How many lines of the data include the string "根据本保证书"? State the number and nothing else.

*** SUPPLIED RECORDS ***

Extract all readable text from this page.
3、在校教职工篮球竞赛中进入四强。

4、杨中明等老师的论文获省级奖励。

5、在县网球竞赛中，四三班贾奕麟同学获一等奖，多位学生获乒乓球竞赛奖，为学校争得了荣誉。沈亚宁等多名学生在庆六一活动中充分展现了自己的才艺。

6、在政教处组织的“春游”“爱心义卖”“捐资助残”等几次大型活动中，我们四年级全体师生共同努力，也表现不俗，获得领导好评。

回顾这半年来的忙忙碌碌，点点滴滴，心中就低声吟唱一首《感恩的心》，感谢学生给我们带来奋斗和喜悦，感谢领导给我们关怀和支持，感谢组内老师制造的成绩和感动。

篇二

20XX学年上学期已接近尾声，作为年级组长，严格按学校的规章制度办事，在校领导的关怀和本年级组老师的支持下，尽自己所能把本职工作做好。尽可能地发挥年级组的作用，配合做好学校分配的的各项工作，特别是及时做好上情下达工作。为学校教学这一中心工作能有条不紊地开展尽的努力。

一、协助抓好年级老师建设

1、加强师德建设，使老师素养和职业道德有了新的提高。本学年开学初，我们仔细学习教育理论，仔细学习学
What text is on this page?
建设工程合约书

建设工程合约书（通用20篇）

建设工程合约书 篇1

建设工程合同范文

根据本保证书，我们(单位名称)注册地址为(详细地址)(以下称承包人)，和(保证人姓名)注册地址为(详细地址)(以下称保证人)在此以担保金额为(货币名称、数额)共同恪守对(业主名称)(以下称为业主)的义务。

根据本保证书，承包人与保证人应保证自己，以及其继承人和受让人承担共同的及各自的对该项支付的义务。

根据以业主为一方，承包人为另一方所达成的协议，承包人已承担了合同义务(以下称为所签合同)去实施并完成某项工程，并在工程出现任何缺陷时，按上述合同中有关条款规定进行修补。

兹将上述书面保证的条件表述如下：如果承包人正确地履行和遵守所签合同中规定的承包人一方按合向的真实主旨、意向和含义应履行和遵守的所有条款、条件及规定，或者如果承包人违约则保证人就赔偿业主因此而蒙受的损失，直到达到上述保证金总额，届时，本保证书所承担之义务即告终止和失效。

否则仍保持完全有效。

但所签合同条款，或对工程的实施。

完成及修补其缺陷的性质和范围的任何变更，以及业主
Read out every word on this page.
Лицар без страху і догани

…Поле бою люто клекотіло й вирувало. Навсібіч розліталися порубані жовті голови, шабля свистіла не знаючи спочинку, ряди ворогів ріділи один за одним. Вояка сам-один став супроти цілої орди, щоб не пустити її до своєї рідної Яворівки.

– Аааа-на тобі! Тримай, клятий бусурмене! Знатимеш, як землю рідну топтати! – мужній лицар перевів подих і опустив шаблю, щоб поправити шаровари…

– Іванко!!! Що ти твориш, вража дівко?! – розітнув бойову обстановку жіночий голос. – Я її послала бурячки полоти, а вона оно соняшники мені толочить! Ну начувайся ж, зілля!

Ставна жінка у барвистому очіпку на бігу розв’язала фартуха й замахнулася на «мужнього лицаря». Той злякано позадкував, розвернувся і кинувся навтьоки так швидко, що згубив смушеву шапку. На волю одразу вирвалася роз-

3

***

**SOLVED PROBLEM**: 2